== RECORDS FOR THE EXERCISE
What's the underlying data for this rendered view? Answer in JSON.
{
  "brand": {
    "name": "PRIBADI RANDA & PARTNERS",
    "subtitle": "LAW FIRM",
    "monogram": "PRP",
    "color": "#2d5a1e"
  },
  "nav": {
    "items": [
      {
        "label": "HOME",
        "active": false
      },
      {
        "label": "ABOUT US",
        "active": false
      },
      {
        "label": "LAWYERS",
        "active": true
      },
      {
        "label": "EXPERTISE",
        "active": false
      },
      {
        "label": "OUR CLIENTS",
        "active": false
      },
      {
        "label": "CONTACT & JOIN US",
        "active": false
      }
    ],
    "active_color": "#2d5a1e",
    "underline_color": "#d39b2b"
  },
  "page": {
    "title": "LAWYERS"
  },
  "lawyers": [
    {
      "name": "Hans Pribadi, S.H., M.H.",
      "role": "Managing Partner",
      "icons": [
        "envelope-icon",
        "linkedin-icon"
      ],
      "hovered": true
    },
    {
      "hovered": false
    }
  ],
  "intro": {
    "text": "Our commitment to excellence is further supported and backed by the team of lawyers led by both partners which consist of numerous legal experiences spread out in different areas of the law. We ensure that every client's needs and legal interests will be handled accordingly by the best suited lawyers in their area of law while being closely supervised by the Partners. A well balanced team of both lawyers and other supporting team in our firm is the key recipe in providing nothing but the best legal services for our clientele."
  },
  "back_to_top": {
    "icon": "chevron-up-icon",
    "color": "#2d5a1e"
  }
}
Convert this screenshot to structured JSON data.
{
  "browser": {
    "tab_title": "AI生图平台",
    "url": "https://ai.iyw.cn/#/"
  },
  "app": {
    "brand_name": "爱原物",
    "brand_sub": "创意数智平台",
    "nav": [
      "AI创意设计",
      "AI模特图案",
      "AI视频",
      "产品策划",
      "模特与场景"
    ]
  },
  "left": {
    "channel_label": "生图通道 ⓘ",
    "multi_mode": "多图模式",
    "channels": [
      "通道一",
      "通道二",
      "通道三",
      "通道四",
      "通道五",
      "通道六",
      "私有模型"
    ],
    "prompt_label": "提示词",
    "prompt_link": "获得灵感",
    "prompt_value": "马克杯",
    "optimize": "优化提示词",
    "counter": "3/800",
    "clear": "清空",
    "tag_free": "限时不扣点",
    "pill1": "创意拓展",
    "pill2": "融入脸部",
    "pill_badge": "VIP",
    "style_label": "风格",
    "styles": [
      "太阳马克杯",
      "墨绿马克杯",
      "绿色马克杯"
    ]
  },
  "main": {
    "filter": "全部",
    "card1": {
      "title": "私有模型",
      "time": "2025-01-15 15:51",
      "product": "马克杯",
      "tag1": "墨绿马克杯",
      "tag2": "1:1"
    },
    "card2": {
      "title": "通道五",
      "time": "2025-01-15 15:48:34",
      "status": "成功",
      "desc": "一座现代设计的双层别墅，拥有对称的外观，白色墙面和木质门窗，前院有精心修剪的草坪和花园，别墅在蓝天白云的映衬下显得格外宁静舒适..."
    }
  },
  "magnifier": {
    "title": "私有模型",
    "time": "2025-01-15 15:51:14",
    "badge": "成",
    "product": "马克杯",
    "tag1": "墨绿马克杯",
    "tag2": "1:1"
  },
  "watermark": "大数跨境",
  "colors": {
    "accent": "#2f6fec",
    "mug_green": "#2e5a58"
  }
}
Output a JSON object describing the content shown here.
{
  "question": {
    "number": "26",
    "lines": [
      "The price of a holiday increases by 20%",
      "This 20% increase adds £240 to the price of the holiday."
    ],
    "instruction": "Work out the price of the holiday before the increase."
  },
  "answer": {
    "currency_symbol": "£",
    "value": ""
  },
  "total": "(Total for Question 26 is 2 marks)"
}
====
Reproduce each line of the entries in which the word "holiday" is found.

REPLY TO THE TASK:
      "The price of a holiday increases by 20%",
      "This 20% increase adds £240 to the price of the holiday."
    "instruction": "Work out the price of the holiday before the increase."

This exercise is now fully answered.